The task -
Entries follow. Return each line that contains the word "Certified".

(Data for this exercise)

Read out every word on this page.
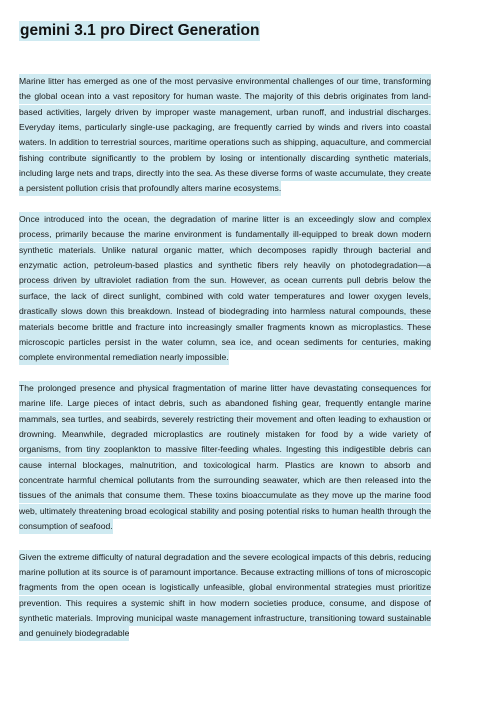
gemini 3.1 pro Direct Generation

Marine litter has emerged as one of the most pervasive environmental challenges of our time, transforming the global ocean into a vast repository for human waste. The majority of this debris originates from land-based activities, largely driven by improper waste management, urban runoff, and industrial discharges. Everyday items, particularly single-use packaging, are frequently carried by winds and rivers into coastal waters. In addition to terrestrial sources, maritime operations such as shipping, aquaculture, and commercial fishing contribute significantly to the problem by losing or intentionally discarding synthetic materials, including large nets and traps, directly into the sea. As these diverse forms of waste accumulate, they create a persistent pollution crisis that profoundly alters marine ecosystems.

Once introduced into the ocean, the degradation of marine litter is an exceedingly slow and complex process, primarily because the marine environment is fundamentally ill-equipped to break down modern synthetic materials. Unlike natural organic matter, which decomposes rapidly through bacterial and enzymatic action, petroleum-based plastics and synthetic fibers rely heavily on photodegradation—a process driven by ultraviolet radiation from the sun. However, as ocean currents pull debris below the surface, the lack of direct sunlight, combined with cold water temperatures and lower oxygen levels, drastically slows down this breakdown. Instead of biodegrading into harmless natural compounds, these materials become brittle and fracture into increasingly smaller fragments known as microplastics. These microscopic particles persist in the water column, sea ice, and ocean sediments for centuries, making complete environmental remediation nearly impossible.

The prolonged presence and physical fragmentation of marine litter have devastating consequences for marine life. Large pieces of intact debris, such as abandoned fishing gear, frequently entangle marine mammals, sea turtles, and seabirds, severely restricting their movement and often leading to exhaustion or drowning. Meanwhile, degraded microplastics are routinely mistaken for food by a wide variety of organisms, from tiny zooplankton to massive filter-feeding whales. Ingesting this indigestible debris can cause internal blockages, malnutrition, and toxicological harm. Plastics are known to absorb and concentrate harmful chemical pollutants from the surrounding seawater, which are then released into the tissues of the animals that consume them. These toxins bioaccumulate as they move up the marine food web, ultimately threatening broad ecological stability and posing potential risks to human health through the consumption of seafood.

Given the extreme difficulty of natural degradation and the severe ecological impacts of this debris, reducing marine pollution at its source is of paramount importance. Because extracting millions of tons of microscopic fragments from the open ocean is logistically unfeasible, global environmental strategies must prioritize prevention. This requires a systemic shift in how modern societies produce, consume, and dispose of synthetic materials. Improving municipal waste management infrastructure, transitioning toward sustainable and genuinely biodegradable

(End Data for this exercise)
(Data for this exercise)

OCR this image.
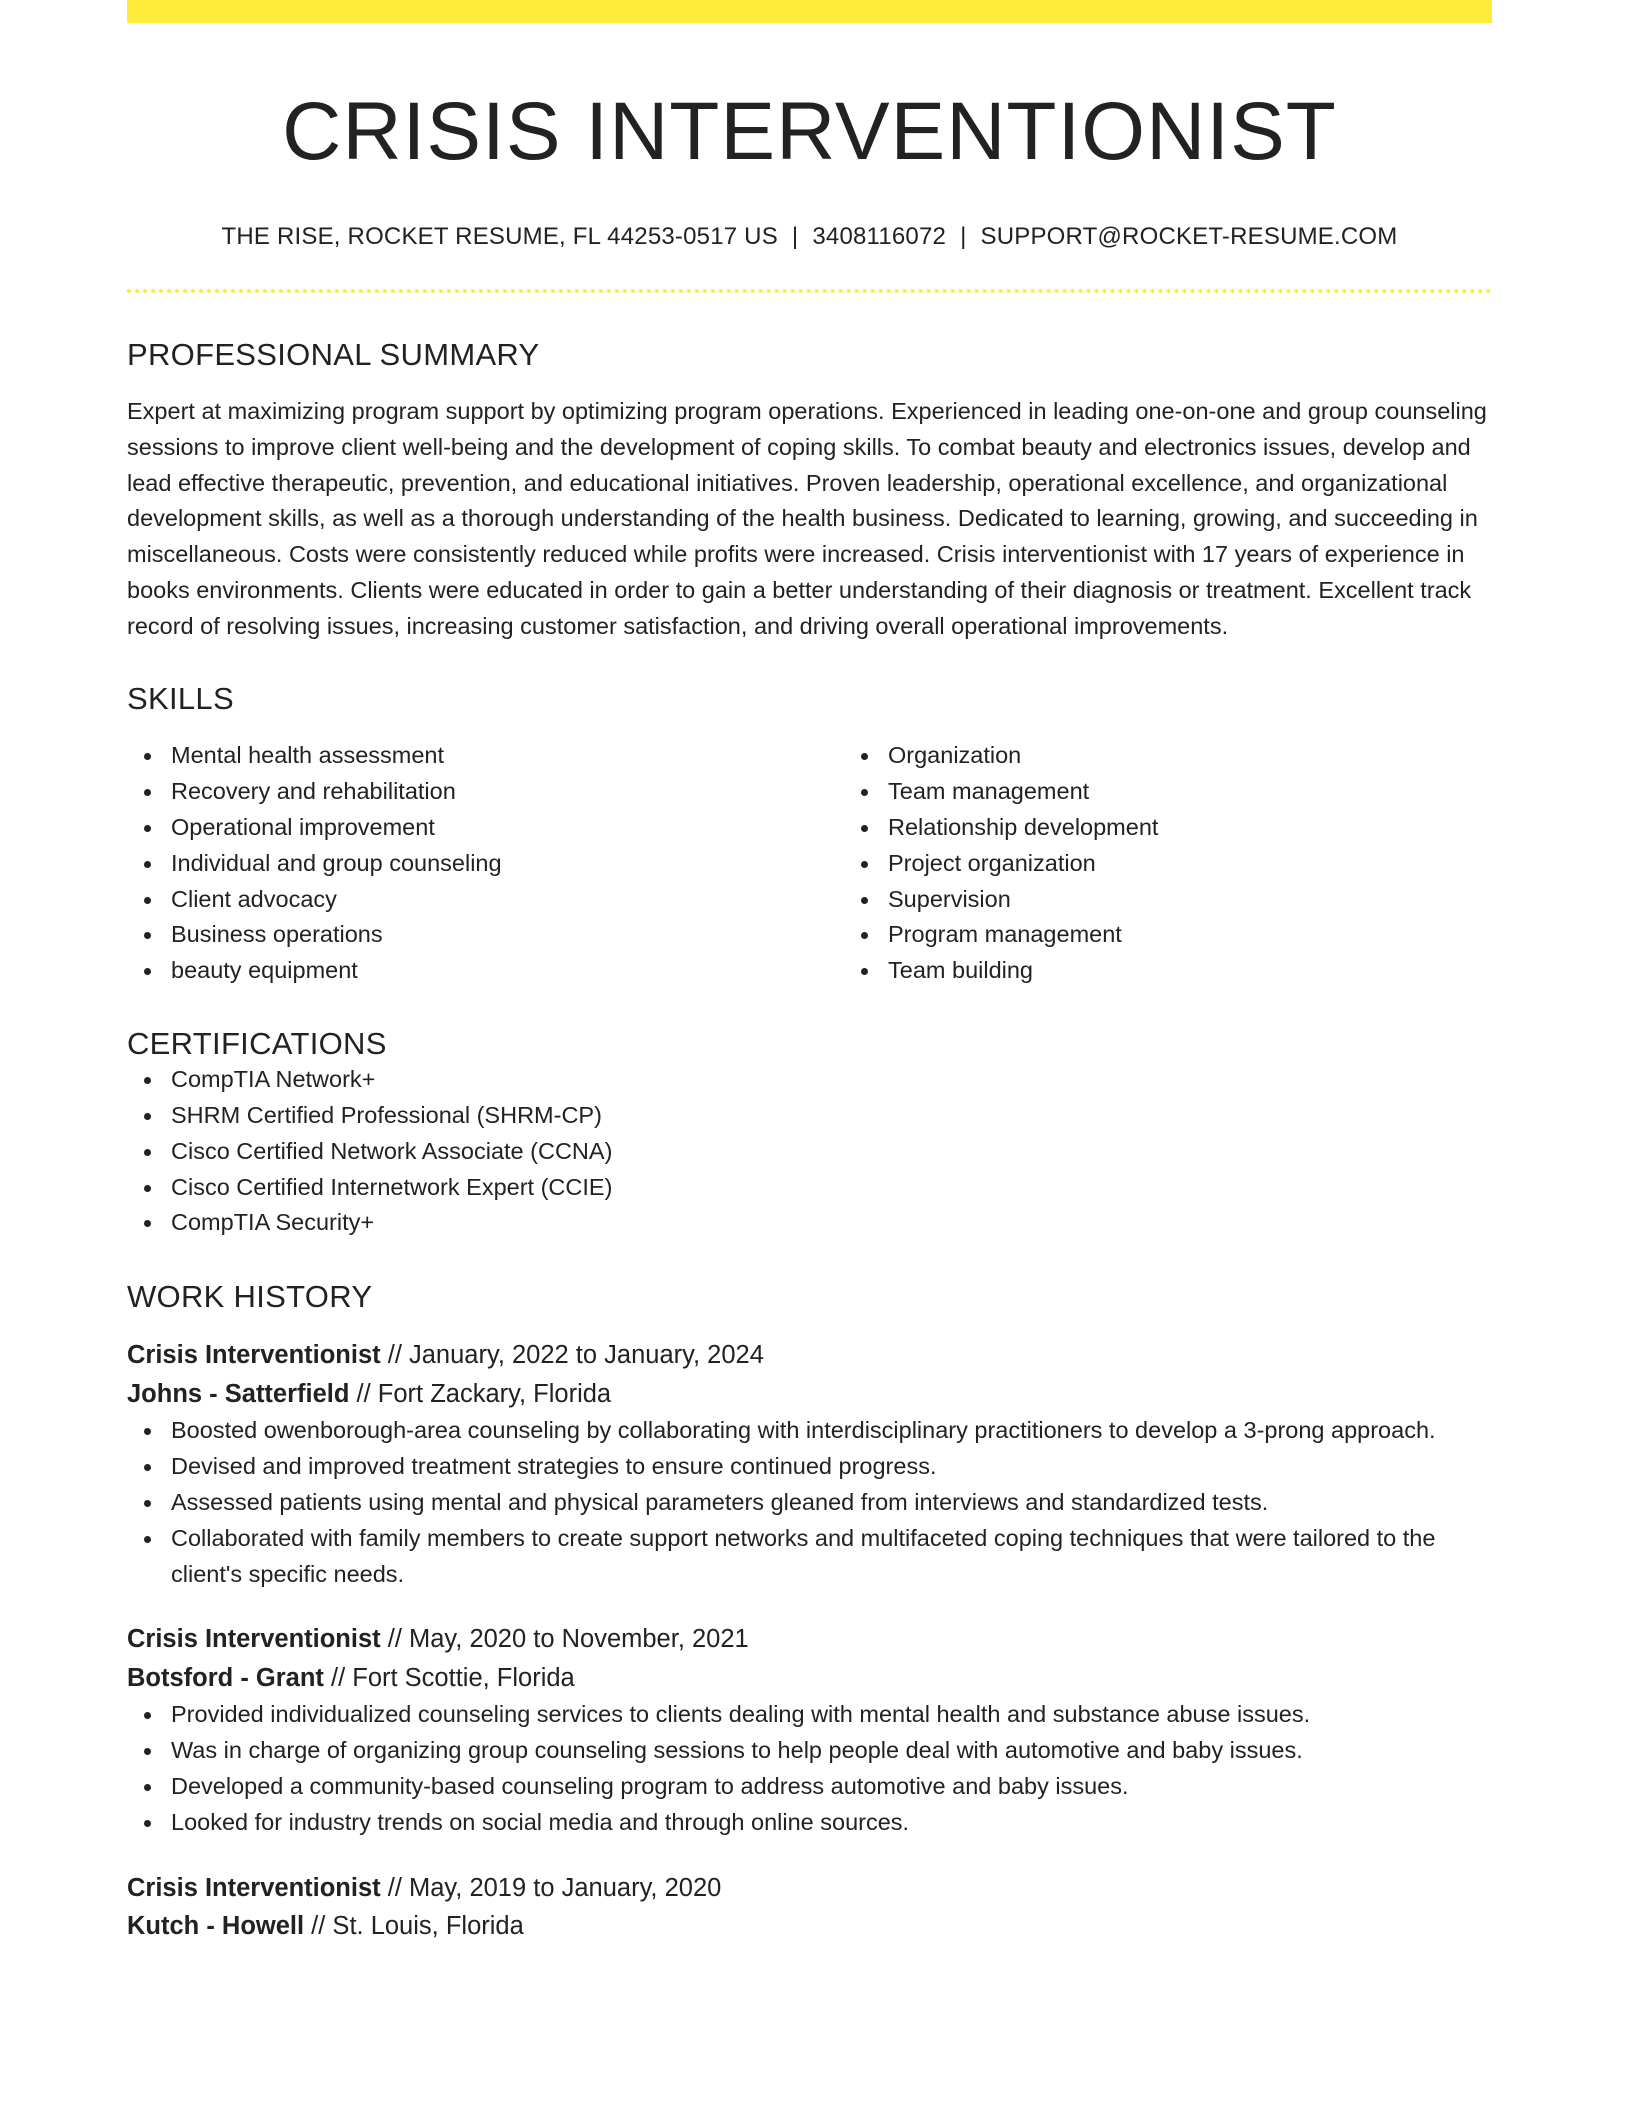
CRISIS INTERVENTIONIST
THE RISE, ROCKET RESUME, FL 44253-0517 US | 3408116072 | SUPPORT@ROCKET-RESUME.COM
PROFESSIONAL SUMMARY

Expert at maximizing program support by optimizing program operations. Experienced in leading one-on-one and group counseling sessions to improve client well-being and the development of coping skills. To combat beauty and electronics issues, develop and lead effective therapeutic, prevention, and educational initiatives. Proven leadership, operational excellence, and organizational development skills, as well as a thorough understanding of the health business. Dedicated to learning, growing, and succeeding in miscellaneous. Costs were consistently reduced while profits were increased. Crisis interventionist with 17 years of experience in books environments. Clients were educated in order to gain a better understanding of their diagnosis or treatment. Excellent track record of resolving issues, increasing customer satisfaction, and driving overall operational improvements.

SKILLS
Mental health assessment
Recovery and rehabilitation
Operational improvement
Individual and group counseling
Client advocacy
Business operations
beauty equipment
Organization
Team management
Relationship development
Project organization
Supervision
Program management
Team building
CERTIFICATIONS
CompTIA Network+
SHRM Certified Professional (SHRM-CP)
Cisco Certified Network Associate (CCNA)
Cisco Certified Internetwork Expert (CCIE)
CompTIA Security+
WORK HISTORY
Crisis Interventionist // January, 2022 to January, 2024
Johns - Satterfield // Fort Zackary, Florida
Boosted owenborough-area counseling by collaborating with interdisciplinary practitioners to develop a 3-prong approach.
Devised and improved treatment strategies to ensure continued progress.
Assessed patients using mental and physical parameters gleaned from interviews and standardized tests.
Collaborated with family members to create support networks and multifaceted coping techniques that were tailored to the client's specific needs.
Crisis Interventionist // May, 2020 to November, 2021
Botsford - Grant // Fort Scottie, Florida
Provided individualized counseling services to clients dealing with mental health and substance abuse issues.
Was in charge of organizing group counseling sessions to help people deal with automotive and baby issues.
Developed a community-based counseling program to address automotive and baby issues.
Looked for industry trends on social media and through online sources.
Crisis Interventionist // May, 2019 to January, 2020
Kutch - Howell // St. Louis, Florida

(End Data for this exercise)

Exercise result -
SHRM Certified Professional (SHRM-CP)
Cisco Certified Network Associate (CCNA)
Cisco Certified Internetwork Expert (CCIE)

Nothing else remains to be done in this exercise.